WRITTEN INSTRUCTION =
Look through the lines below and extract any with the word "bull".

Some records =
┌──

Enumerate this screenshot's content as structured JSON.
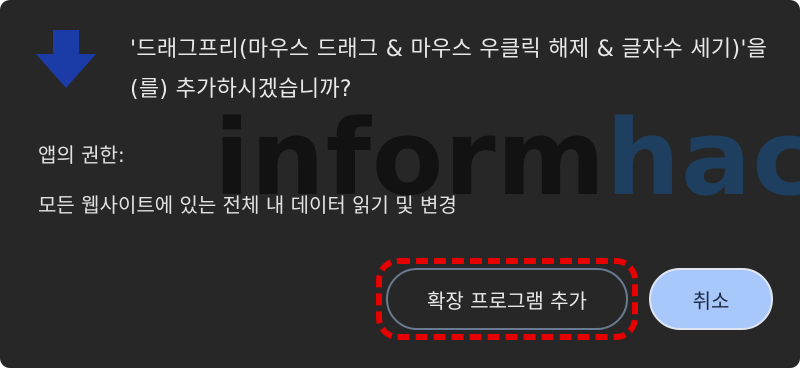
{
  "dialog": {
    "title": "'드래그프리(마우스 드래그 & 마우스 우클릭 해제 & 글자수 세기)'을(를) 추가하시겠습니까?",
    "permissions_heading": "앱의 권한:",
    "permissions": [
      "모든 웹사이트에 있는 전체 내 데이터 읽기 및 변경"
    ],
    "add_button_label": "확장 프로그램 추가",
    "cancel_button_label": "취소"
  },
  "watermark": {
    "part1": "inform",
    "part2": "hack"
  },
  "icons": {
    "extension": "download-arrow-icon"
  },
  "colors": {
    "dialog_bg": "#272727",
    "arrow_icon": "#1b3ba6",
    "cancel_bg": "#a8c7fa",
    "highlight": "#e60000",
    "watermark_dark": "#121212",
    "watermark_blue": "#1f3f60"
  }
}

└──
┌──

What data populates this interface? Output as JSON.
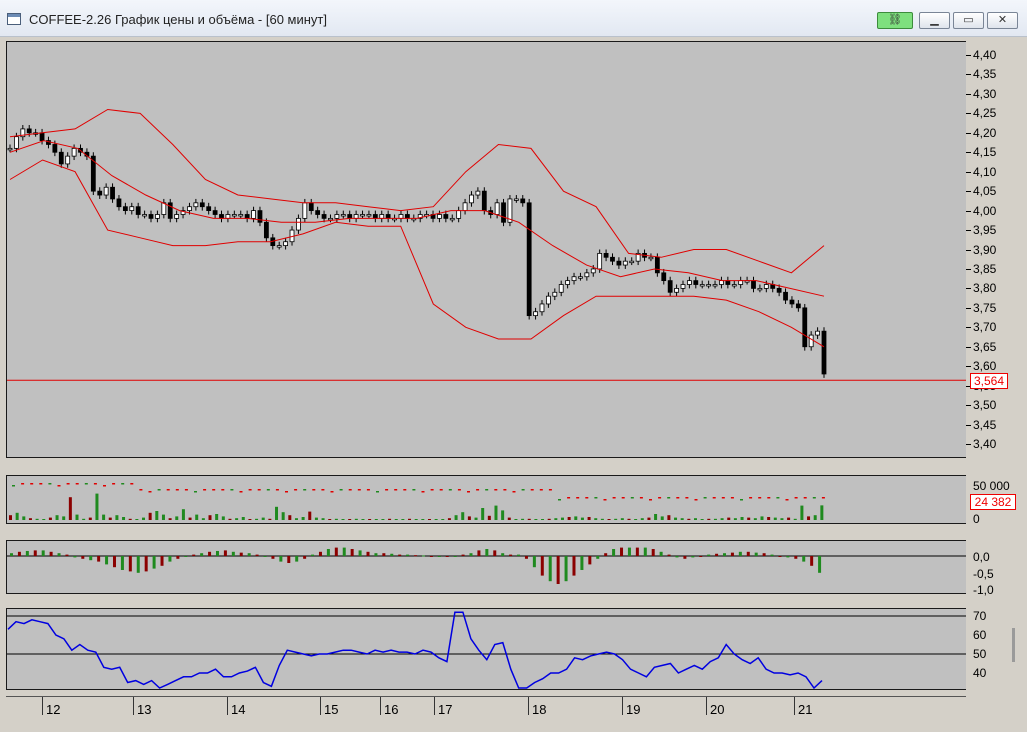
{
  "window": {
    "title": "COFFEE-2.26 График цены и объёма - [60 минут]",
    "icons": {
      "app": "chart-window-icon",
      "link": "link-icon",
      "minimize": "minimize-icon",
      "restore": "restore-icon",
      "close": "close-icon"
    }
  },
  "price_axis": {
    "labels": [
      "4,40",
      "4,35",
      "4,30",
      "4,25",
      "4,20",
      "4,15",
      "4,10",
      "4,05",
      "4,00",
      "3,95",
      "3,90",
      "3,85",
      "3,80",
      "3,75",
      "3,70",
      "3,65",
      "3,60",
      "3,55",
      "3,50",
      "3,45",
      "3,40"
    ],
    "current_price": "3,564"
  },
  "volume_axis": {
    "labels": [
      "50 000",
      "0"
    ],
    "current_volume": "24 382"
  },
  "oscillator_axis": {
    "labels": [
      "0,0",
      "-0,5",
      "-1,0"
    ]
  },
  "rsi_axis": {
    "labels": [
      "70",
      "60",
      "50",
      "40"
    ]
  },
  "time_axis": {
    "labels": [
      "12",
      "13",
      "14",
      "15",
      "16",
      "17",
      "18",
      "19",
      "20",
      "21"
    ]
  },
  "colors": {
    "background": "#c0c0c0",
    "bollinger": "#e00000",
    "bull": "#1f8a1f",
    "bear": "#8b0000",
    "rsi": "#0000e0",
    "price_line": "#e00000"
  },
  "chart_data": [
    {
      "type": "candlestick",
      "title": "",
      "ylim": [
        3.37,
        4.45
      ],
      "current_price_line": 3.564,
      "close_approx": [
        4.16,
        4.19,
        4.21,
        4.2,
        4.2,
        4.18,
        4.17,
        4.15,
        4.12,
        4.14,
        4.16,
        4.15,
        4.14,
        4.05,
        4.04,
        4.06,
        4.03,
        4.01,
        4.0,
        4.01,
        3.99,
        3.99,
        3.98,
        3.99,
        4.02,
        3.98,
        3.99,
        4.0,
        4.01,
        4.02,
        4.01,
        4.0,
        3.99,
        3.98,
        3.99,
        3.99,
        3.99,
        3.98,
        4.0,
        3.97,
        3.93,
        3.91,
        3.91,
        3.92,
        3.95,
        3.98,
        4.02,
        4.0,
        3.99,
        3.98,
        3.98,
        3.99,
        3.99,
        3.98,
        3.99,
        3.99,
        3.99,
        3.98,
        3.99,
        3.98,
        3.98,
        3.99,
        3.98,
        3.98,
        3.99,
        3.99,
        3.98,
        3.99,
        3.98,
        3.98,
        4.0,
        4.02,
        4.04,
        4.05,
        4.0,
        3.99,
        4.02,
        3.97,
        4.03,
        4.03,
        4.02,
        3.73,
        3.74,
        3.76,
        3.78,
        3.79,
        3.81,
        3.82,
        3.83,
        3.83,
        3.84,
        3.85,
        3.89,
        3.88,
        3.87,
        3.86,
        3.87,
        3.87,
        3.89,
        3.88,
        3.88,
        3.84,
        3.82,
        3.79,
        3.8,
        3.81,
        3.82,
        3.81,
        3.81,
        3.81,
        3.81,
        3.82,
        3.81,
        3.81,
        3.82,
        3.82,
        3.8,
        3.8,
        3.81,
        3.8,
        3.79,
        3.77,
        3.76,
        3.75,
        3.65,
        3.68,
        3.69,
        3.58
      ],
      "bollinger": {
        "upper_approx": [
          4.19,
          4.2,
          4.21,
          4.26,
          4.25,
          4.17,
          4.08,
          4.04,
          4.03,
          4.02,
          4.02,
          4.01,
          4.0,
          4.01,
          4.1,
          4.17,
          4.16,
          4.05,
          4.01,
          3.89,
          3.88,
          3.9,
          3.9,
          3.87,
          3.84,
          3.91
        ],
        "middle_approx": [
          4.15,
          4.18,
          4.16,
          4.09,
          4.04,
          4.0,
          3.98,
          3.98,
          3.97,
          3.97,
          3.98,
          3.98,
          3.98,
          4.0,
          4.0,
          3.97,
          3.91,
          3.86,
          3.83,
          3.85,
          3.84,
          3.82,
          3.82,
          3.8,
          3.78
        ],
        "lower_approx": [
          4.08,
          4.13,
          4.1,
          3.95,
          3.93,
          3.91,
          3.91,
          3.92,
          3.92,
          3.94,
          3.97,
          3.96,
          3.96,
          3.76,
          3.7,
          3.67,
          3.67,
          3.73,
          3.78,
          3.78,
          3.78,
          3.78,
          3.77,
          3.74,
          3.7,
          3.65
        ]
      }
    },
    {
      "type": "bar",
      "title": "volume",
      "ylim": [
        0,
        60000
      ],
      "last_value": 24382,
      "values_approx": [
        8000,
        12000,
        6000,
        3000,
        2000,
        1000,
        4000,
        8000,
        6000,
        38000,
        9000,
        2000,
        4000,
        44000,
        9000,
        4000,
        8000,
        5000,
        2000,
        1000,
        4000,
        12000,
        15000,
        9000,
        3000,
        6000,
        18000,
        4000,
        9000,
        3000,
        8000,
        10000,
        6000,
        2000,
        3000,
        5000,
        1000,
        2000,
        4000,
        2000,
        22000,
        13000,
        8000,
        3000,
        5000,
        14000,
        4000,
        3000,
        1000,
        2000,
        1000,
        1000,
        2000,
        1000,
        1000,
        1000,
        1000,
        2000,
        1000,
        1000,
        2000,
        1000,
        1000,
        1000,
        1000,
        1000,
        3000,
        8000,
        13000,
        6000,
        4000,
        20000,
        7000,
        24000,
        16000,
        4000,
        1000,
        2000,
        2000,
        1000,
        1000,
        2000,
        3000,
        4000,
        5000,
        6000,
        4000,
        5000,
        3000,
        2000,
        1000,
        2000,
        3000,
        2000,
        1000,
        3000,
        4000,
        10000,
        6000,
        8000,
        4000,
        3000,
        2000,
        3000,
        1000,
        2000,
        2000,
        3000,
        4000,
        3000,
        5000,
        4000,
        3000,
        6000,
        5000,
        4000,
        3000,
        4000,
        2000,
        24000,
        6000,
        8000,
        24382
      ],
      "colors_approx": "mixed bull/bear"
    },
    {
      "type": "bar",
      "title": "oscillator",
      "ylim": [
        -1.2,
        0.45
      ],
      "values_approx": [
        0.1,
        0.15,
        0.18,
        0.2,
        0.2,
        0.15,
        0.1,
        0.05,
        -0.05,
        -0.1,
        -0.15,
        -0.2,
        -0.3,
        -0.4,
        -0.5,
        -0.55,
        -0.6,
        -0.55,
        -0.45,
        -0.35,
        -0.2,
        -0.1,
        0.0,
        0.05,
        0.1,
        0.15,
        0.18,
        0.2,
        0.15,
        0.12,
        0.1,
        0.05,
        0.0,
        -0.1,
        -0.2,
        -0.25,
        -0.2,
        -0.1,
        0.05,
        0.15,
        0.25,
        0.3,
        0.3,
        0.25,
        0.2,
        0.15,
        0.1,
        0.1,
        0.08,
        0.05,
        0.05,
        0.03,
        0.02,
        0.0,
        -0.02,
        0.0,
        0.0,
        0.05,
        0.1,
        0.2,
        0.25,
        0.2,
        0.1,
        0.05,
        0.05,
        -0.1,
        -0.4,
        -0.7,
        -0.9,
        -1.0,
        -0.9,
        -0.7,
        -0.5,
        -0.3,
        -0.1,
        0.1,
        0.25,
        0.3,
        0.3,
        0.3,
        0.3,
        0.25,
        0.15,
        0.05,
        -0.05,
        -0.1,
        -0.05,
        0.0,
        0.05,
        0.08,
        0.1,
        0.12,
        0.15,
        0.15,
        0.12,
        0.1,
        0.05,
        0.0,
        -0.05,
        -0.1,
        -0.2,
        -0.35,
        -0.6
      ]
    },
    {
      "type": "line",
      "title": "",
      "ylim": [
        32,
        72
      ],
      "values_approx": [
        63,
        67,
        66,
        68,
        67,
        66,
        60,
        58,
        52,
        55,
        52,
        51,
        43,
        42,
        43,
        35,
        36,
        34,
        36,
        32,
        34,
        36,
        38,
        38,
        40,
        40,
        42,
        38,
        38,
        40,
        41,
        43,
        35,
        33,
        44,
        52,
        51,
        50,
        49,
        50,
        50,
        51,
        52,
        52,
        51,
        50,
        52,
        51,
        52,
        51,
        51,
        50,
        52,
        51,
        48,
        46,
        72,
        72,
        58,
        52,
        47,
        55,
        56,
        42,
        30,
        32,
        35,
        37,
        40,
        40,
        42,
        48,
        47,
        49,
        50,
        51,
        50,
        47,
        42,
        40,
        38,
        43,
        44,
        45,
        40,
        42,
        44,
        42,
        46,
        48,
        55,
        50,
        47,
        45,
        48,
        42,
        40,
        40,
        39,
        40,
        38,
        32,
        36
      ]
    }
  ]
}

└──

EXERCISE OUTPUT =
    "bull": "#1f8a1f",
      "colors_approx": "mixed bull/bear"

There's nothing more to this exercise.